Stored items:
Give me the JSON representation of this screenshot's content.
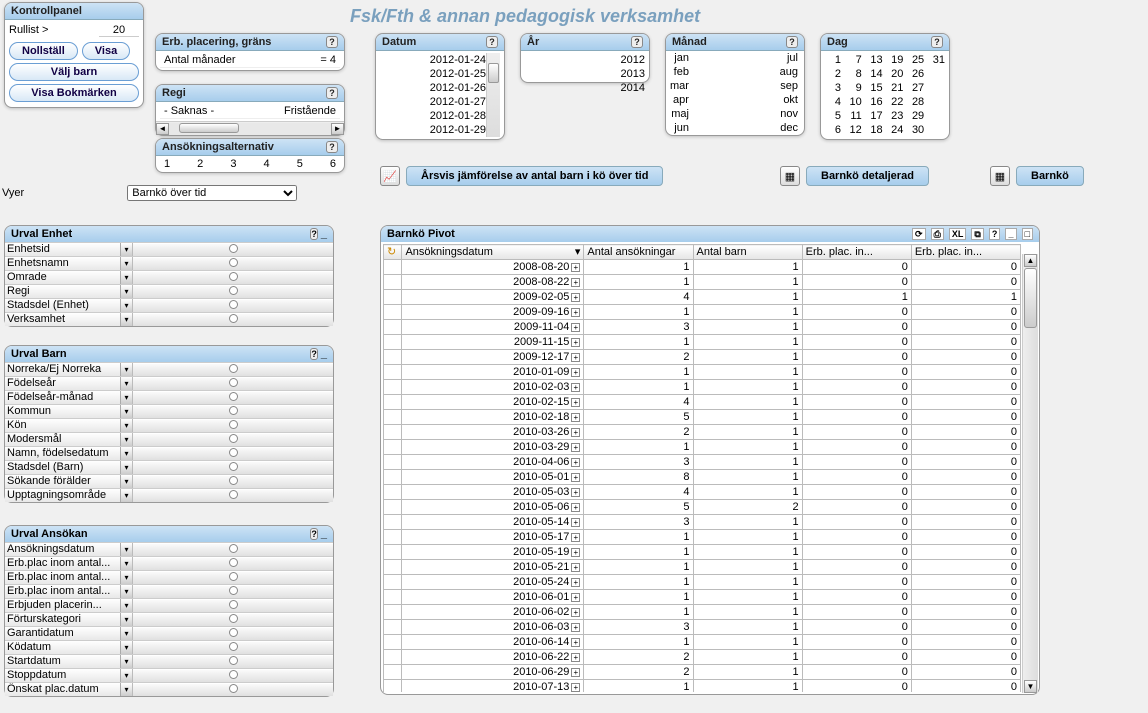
{
  "title": "Fsk/Fth & annan pedagogisk verksamhet",
  "kontroll": {
    "hdr": "Kontrollpanel",
    "rullist": "Rullist >",
    "rullist_val": "20",
    "nollstall": "Nollställ",
    "visa": "Visa",
    "valjbarn": "Välj barn",
    "bokmarken": "Visa Bokmärken"
  },
  "erb": {
    "hdr": "Erb. placering, gräns",
    "l1": "Antal månader",
    "v1": "= 4"
  },
  "regi": {
    "hdr": "Regi",
    "l1": "- Saknas -",
    "l2": "Fristående"
  },
  "ansok": {
    "hdr": "Ansökningsalternativ",
    "vals": [
      "1",
      "2",
      "3",
      "4",
      "5",
      "6"
    ]
  },
  "datum": {
    "hdr": "Datum",
    "items": [
      "2012-01-24",
      "2012-01-25",
      "2012-01-26",
      "2012-01-27",
      "2012-01-28",
      "2012-01-29"
    ]
  },
  "ar": {
    "hdr": "År",
    "items": [
      "2012",
      "2013",
      "2014"
    ]
  },
  "manad": {
    "hdr": "Månad",
    "col1": [
      "jan",
      "feb",
      "mar",
      "apr",
      "maj",
      "jun"
    ],
    "col2": [
      "jul",
      "aug",
      "sep",
      "okt",
      "nov",
      "dec"
    ]
  },
  "dag": {
    "hdr": "Dag",
    "rows": [
      [
        "1",
        "7",
        "13",
        "19",
        "25",
        "31"
      ],
      [
        "2",
        "8",
        "14",
        "20",
        "26",
        ""
      ],
      [
        "3",
        "9",
        "15",
        "21",
        "27",
        ""
      ],
      [
        "4",
        "10",
        "16",
        "22",
        "28",
        ""
      ],
      [
        "5",
        "11",
        "17",
        "23",
        "29",
        ""
      ],
      [
        "6",
        "12",
        "18",
        "24",
        "30",
        ""
      ]
    ]
  },
  "tabs": {
    "arsvis": "Årsvis jämförelse av antal barn i kö över tid",
    "detalj": "Barnkö detaljerad",
    "barnko": "Barnkö"
  },
  "vyer": {
    "label": "Vyer",
    "selected": "Barnkö över tid"
  },
  "enhet": {
    "hdr": "Urval Enhet",
    "items": [
      "Enhetsid",
      "Enhetsnamn",
      "Omrade",
      "Regi",
      "Stadsdel (Enhet)",
      "Verksamhet"
    ]
  },
  "barn": {
    "hdr": "Urval Barn",
    "items": [
      "Norreka/Ej Norreka",
      "Födelseår",
      "Födelseår-månad",
      "Kommun",
      "Kön",
      "Modersmål",
      "Namn, födelsedatum",
      "Stadsdel (Barn)",
      "Sökande förälder",
      "Upptagningsområde"
    ]
  },
  "ansokan": {
    "hdr": "Urval Ansökan",
    "items": [
      "Ansökningsdatum",
      "Erb.plac inom antal...",
      "Erb.plac inom antal...",
      "Erb.plac inom antal...",
      "Erbjuden placerin...",
      "Förturskategori",
      "Garantidatum",
      "Ködatum",
      "Startdatum",
      "Stoppdatum",
      "Önskat plac.datum"
    ]
  },
  "pivot": {
    "hdr": "Barnkö Pivot",
    "cols": [
      "Ansökningsdatum",
      "Antal ansökningar",
      "Antal barn",
      "Erb. plac. in...",
      "Erb. plac. in..."
    ],
    "rows": [
      [
        "2008-08-20",
        "1",
        "1",
        "0",
        "0"
      ],
      [
        "2008-08-22",
        "1",
        "1",
        "0",
        "0"
      ],
      [
        "2009-02-05",
        "4",
        "1",
        "1",
        "1"
      ],
      [
        "2009-09-16",
        "1",
        "1",
        "0",
        "0"
      ],
      [
        "2009-11-04",
        "3",
        "1",
        "0",
        "0"
      ],
      [
        "2009-11-15",
        "1",
        "1",
        "0",
        "0"
      ],
      [
        "2009-12-17",
        "2",
        "1",
        "0",
        "0"
      ],
      [
        "2010-01-09",
        "1",
        "1",
        "0",
        "0"
      ],
      [
        "2010-02-03",
        "1",
        "1",
        "0",
        "0"
      ],
      [
        "2010-02-15",
        "4",
        "1",
        "0",
        "0"
      ],
      [
        "2010-02-18",
        "5",
        "1",
        "0",
        "0"
      ],
      [
        "2010-03-26",
        "2",
        "1",
        "0",
        "0"
      ],
      [
        "2010-03-29",
        "1",
        "1",
        "0",
        "0"
      ],
      [
        "2010-04-06",
        "3",
        "1",
        "0",
        "0"
      ],
      [
        "2010-05-01",
        "8",
        "1",
        "0",
        "0"
      ],
      [
        "2010-05-03",
        "4",
        "1",
        "0",
        "0"
      ],
      [
        "2010-05-06",
        "5",
        "2",
        "0",
        "0"
      ],
      [
        "2010-05-14",
        "3",
        "1",
        "0",
        "0"
      ],
      [
        "2010-05-17",
        "1",
        "1",
        "0",
        "0"
      ],
      [
        "2010-05-19",
        "1",
        "1",
        "0",
        "0"
      ],
      [
        "2010-05-21",
        "1",
        "1",
        "0",
        "0"
      ],
      [
        "2010-05-24",
        "1",
        "1",
        "0",
        "0"
      ],
      [
        "2010-06-01",
        "1",
        "1",
        "0",
        "0"
      ],
      [
        "2010-06-02",
        "1",
        "1",
        "0",
        "0"
      ],
      [
        "2010-06-03",
        "3",
        "1",
        "0",
        "0"
      ],
      [
        "2010-06-14",
        "1",
        "1",
        "0",
        "0"
      ],
      [
        "2010-06-22",
        "2",
        "1",
        "0",
        "0"
      ],
      [
        "2010-06-29",
        "2",
        "1",
        "0",
        "0"
      ],
      [
        "2010-07-13",
        "1",
        "1",
        "0",
        "0"
      ]
    ]
  }
}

▶ [WHAT THE TASK REQUIRES]:
Find the lines with the string "Urval" and reproduce them.

▶ [ANSWER BELOW]:
    "hdr": "Urval Enhet",
    "hdr": "Urval Barn",
    "hdr": "Urval Ansökan",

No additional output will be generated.